### PAGE EXTRACT
········

Considered an order of Catholics under authority of the Vatican, the Chaldeans are the largest of Iraq’s Christian denominations. Christian roots in Mesopotamia reach back 2,000 years. They are among the millions of refugees and internally displaced Iraqis who began to flee after the 1990 and 2003 U.S.-led invasions, as well as the more recent expansion of ISIS control over large parts of the country.
Iraqis, regardless of religious affiliation, have fled the grip and bloodshed of the extremist group’s militant rule. The fall of Mosul to ISIS in June of last year resulted in a sharp rise of Christians seeking refuge outside their homeland. Multiple reports have documented the dwindling numbers of Christians in Iraq. Twenty years ago, there were 1.4 million.
Today, estimates fall closer to 300,000. The U.N. planning figures for 2015 cite the number of Iraqis in Lebanon at 6,100, while Lebanon’s social affairs minister, Rashid Derbas, said the number was around 8,000, as of August. With more than 1 million Syrian refugees in the country, the needs of Iraqis have been forgotten, say community leaders and aid organizations.
Kassarji opened the church doors seven months ago, to help fill the gap. He said that Iraqi refugees were typically getting just 50 percent of their needs met through the U.N. and NGOs. He has tried to provide additional help with the church’s money, but he said that’s becoming unsustainable with the drop in funding levels and the high amount he’s already spent.
At first, church staff were able to help everyone who came, regardless of religion, but Kassarji said they have recently had to prioritize Chaldeans, as money has run low. “In six months, I’ve spent around $400,000, and this is only on food,” he said. Kassarji added that around 120 people come daily to the health center he funds in Sad al-Boushrieh, a Beirut neighborhood heavily populated with Iraqi refugees.
He wants to open an additional center in the area in the coming months, to address the rising number of those in need. Tensions have simmered between Lebanon’s Iraqi and Syrian refugee communities. Local laws don’t classify Iraqis as refugees, resulting in barriers to finding employment and earning income.
By virtue of a previously established economic and social agreement between Syria and Lebanon, Syrians have typically been able to work in the country and enter just with an ID card. Iraqis, by contrast, need a passport to enter the country, and they face greater difficulties obtaining a work permit.
Funding for Iraqi refugees from international NGOs and U.N. agencies has been squeezed as the number of Syrian refugees has grown. An October 2014 report from Caritas, one of the leading aid organizations addressing Iraqi refugee needs, said that nearly a quarter of those surveyed had entered Lebanon illegally, due to strict visa restrictions.

········

### LISTED RECORDS

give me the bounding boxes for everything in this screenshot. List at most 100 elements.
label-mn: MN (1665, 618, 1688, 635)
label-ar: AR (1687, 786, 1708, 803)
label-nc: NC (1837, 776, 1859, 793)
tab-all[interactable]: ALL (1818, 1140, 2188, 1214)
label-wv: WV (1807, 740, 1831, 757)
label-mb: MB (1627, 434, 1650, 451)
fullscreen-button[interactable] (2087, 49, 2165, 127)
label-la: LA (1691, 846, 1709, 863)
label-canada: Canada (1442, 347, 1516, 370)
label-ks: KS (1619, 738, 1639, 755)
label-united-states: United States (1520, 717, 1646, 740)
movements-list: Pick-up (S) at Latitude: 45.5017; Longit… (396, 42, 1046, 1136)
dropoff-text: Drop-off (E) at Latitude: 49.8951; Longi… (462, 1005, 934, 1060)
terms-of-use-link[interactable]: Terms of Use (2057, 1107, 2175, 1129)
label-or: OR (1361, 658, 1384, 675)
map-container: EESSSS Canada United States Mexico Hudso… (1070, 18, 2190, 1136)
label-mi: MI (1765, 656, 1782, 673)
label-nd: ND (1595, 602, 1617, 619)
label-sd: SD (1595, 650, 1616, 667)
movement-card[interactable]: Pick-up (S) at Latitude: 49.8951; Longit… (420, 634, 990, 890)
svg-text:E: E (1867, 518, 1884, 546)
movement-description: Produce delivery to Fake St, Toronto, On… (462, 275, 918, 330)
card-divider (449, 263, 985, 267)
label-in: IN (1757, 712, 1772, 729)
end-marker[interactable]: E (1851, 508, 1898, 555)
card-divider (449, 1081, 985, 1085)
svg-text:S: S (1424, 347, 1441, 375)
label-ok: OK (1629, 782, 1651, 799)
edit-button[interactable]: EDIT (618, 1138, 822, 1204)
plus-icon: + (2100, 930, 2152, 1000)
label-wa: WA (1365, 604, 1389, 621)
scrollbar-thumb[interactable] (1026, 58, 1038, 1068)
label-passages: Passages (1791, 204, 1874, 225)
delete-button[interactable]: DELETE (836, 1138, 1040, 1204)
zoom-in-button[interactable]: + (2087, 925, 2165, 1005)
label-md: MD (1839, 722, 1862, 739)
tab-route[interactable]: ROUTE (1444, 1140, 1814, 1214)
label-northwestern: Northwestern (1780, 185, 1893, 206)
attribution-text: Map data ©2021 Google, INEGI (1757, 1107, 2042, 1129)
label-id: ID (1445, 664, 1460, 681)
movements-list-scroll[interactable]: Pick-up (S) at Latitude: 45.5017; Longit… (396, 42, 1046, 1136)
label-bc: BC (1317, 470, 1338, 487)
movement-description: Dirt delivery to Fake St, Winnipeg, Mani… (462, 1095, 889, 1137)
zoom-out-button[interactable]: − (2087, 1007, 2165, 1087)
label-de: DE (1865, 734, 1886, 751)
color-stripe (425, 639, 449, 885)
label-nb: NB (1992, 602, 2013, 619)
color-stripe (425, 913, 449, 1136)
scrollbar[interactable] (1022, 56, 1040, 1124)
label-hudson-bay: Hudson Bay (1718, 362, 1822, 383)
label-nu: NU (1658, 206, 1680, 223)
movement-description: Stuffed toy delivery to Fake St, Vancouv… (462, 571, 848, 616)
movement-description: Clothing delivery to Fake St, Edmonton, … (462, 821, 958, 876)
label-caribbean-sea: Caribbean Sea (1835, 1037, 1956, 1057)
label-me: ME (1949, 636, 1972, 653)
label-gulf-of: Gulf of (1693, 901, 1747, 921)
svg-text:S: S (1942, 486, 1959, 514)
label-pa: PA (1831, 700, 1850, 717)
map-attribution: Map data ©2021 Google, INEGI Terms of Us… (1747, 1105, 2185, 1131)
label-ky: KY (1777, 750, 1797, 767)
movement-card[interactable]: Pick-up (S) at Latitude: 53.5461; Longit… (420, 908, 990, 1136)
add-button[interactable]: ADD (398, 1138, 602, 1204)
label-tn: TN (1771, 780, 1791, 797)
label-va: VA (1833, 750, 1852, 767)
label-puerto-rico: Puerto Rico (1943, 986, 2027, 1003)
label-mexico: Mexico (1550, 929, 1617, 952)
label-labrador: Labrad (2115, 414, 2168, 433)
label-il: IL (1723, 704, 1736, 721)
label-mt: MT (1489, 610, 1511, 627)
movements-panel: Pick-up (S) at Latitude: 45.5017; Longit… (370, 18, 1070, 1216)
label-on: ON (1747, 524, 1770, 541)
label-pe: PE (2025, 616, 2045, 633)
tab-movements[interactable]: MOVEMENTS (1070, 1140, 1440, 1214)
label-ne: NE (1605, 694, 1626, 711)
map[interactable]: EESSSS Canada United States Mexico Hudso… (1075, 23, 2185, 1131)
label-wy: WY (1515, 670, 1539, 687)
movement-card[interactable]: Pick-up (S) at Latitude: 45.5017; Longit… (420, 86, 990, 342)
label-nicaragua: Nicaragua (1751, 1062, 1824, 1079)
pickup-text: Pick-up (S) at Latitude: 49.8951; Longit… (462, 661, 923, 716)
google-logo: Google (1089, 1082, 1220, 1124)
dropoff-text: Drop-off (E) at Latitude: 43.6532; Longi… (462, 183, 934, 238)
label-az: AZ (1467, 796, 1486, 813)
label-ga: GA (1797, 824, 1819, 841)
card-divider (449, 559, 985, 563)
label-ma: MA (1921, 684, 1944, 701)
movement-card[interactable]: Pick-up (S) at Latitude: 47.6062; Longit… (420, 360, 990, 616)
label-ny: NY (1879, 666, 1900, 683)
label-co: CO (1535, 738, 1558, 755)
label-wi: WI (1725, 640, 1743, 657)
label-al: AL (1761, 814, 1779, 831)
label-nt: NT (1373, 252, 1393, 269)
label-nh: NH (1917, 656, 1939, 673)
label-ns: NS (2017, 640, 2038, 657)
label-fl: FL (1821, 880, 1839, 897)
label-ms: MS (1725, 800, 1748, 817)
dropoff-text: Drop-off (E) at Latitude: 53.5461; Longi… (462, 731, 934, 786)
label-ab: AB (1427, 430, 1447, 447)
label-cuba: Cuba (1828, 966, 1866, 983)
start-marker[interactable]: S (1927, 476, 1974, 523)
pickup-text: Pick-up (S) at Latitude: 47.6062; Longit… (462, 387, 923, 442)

········

### DIRECTIVES
1/ In the passage on Iraqi refugees in Lebanon, about how many people come each day to the health center Kassarji funds in Sad al-Boushrieh?
2/ Reproduce word for word the stretch of the passage on Iraqi refugees in Lebanon from "By virtue of" through "a work permit.".

### REPLIES
1/ Around 120 people.

2/
By virtue of a previously established economic and social agreement between Syria and Lebanon, Syrians have typically been able to work in the country and enter just with an ID card. Iraqis, by contrast, need a passport to enter the country, and they face greater difficulties obtaining a work permit.